__Übungsaufgabe a__. Kopieren Sie aus dem Forenthread wortgetreu den Abschnitt, der bei den Worten "http://besten-kunstkoder.de/sklep/de/index.html" beginnt und nach den Worten "ein wenig skeptisch." endet.

__Textabschnitt__.
>>

# Erfahrung mit "besten-kunstköder.de"- Hat da schon einer bestellt?



## Perca3.0 (14. Februar 2014)

Hallo zusammen,

ich bin auf der Suche nach ganz kleinen Haken auf nen Onlineshop mit Sitz in Polen gestoßen. Der heisst "besten-kunstköder.de". 
http://besten-kunstkoder.de/sklep/de/index.html

Hat da schon einer von euch was bestellt. Da der Laden ausserhalb von D ist und keine Telefonnummer angeben ist bin ich ein wenig skeptisch. 

Daher wäre ne Erfahrung sehr cool.

Danke.

Petri!


----------



## Franky (14. Februar 2014)

*AW: Erfahrung mit "besten-kunstköder.de"- Hat da schon einer bestellt?*

Was sind denn "ganz kleine Haken"??
Hat Jan-Dirk Rose die denn nicht im Sortiment???
Davon ab - nein, sorry - mit dem Laden habe ich keine Erfahrung...
Ich muss aber auch  gestehen, dass ich die nicht sonderlich günstig finde.


----------



## jkc (14. Februar 2014)

*AW: Erfahrung mit "besten-kunstköder.de"- Hat da schon einer bestellt?*

Hi, schau mal hier rein:
http://www.anglerboard.de/board/showthread.php?t=279362

Grüße JK


----------



## Perca3.0 (14. Februar 2014)

*AW: Erfahrung mit "besten-kunstköder.de"- Hat da schon einer bestellt?*

Danke!

Ich meinte kurzschenklige 22er 24er zum Köderfischen.

Natürlich hätte mich aber eben auch interessiert ob jemand da schonmal bestellt hat und sagen kann ob da alles passt (Versand und so).


----------



## Flyfisher92 (6. Februar 2018)

<<

[Auflistungen der Elementbereiche]
>>

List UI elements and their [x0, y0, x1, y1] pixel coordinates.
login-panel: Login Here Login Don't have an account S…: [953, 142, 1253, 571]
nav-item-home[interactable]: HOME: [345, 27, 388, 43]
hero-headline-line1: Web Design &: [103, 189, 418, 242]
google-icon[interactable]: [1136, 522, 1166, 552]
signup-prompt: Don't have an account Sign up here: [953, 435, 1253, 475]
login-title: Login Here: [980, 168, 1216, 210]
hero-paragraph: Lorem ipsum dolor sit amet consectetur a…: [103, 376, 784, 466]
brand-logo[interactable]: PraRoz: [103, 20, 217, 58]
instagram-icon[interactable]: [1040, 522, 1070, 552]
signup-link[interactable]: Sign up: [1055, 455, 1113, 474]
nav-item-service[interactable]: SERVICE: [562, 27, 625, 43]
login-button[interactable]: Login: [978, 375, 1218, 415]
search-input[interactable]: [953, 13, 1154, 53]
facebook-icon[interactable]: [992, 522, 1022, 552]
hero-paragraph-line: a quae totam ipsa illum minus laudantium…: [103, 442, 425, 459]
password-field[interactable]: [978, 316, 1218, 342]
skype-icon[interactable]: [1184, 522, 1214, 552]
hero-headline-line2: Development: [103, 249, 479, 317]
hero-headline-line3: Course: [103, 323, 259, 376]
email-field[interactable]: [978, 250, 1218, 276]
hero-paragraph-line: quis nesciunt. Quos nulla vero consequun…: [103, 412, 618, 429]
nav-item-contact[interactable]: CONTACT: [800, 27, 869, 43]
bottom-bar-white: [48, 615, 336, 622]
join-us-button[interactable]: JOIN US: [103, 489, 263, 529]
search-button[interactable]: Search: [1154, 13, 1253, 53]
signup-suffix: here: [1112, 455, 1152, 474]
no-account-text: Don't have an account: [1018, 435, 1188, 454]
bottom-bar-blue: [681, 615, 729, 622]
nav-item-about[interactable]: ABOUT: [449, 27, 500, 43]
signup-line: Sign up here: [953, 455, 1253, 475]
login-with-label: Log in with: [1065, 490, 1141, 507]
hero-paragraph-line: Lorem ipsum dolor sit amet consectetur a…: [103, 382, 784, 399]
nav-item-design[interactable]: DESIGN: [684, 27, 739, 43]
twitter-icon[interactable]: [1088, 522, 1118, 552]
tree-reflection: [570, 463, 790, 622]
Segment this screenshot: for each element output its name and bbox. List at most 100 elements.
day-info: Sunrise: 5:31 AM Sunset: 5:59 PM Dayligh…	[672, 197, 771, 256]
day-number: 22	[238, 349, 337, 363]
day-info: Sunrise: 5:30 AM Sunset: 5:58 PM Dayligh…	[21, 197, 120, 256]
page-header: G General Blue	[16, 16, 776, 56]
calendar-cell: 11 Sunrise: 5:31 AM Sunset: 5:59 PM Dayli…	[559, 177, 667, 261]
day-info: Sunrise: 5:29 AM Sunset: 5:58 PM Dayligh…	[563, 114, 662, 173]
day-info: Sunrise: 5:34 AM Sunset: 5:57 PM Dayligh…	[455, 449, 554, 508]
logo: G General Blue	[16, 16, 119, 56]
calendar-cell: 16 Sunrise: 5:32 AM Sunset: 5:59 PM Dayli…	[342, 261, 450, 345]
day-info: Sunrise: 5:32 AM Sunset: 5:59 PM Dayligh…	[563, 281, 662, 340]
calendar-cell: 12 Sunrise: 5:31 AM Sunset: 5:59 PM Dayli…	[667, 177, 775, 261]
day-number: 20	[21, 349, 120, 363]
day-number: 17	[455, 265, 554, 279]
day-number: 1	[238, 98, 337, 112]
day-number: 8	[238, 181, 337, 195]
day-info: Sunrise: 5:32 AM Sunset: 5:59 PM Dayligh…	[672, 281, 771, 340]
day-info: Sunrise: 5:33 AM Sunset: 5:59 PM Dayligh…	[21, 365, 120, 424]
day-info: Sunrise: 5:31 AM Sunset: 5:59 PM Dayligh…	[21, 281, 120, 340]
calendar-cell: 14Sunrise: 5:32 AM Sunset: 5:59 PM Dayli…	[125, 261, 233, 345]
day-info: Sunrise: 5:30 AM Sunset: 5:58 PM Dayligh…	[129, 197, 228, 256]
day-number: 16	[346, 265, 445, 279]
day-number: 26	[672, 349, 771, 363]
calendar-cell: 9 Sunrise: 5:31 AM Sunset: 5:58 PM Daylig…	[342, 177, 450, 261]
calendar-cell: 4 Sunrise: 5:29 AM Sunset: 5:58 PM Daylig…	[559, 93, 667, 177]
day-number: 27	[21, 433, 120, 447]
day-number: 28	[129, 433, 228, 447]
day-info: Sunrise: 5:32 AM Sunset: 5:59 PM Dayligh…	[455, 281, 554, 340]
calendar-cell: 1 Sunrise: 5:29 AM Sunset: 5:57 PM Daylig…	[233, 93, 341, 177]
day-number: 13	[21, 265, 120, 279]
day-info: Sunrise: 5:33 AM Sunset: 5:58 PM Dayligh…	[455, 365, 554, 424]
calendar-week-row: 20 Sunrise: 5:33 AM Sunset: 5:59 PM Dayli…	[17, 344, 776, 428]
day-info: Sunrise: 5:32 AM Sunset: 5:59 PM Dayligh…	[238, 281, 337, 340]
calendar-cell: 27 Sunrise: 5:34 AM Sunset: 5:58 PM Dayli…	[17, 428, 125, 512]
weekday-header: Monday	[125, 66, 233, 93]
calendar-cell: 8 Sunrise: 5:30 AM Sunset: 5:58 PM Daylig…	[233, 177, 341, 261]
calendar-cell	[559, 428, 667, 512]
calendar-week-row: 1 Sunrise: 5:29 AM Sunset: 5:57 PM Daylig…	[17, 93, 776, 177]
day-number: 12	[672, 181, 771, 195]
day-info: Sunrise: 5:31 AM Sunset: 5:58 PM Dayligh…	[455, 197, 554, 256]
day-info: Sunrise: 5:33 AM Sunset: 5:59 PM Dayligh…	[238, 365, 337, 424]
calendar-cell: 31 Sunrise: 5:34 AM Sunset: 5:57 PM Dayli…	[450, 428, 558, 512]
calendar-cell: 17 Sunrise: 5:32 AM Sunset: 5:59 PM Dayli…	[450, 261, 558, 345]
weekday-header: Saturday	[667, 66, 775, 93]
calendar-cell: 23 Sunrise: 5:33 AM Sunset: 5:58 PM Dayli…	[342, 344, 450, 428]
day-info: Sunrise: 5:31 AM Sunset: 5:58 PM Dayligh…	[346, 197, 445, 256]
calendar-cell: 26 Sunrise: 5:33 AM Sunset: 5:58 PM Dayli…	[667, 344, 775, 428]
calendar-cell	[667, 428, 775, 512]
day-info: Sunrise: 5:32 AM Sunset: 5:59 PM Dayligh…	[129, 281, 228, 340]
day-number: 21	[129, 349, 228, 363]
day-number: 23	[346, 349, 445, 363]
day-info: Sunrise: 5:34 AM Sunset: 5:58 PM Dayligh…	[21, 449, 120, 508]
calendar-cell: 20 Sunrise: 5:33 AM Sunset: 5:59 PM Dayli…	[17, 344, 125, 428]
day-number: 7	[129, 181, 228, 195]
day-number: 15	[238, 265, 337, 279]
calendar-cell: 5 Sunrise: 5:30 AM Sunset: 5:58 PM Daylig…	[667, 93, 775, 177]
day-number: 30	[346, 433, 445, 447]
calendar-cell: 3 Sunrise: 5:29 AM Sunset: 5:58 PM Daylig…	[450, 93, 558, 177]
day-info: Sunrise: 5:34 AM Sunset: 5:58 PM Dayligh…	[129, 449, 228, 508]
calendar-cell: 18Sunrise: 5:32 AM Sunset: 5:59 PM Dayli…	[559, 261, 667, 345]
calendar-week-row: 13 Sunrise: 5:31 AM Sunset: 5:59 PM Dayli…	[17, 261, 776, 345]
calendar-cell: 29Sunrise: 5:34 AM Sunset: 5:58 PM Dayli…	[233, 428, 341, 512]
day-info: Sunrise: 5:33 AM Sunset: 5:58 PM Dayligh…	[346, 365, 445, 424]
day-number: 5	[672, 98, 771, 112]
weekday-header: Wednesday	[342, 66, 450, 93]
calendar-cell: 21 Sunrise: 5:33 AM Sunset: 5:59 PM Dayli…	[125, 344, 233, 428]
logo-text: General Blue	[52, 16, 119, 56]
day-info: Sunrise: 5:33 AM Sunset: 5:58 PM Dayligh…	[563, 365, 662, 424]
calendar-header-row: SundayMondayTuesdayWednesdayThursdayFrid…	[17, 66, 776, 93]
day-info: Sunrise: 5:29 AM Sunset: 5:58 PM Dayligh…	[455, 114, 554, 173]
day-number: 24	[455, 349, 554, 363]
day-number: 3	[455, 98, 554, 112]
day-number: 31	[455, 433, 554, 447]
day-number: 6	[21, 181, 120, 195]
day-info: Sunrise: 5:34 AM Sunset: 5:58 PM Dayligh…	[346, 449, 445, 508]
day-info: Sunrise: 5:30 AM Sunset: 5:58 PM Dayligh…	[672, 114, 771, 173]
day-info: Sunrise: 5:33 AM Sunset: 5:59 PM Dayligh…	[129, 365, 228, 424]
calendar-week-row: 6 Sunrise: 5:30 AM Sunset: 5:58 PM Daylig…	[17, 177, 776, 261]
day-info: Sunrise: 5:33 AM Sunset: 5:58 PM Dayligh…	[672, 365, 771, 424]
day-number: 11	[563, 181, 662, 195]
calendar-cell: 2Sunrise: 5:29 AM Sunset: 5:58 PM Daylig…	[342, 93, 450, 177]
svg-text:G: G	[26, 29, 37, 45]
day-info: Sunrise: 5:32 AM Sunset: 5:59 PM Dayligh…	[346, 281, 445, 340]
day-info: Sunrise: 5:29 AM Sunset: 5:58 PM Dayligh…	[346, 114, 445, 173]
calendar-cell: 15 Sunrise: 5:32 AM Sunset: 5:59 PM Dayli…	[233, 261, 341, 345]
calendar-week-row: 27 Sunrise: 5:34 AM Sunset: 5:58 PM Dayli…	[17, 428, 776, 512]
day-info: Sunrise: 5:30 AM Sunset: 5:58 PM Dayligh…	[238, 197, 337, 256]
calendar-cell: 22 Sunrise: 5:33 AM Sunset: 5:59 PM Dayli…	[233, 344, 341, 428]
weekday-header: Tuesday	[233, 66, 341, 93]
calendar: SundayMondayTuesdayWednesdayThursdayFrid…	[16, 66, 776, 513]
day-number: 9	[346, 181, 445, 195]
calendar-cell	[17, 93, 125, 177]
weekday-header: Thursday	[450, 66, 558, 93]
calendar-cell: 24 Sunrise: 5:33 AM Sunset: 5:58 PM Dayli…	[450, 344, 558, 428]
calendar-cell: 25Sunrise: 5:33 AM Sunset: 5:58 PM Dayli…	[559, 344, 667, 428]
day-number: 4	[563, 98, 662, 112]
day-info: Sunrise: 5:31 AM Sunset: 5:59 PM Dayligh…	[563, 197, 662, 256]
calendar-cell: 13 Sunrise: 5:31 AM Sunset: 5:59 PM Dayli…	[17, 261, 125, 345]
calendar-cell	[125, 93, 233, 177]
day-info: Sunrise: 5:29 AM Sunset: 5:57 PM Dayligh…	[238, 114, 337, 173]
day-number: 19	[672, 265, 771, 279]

<<

__Übungsaufgabe b__. Schreiben Sie die Zeilen, die oben auf den Forenthread folgen, neu, beginnend mit der ersten dieser Zeilen und endend nach der Zeile mit "hero-headline-line2: Development: [103, 249, 479, 317]". Ersetzen Sie dabei "password-field" durch "passwort-feld", und lassen Sie alles Übrige unverändert.

__Antwort zur Aufgabe a__.
http://besten-kunstkoder.de/sklep/de/index.html

Hat da schon einer von euch was bestellt. Da der Laden ausserhalb von D ist und keine Telefonnummer angeben ist bin ich ein wenig skeptisch.

__Antwort zur Aufgabe b__.
List UI elements and their [x0, y0, x1, y1] pixel coordinates.
login-panel: Login Here Login Don't have an account S…: [953, 142, 1253, 571]
nav-item-home[interactable]: HOME: [345, 27, 388, 43]
hero-headline-line1: Web Design &: [103, 189, 418, 242]
google-icon[interactable]: [1136, 522, 1166, 552]
signup-prompt: Don't have an account Sign up here: [953, 435, 1253, 475]
login-title: Login Here: [980, 168, 1216, 210]
hero-paragraph: Lorem ipsum dolor sit amet consectetur a…: [103, 376, 784, 466]
brand-logo[interactable]: PraRoz: [103, 20, 217, 58]
instagram-icon[interactable]: [1040, 522, 1070, 552]
signup-link[interactable]: Sign up: [1055, 455, 1113, 474]
nav-item-service[interactable]: SERVICE: [562, 27, 625, 43]
login-button[interactable]: Login: [978, 375, 1218, 415]
search-input[interactable]: [953, 13, 1154, 53]
facebook-icon[interactable]: [992, 522, 1022, 552]
hero-paragraph-line: a quae totam ipsa illum minus laudantium…: [103, 442, 425, 459]
passwort-feld[interactable]: [978, 316, 1218, 342]
skype-icon[interactable]: [1184, 522, 1214, 552]
hero-headline-line2: Development: [103, 249, 479, 317]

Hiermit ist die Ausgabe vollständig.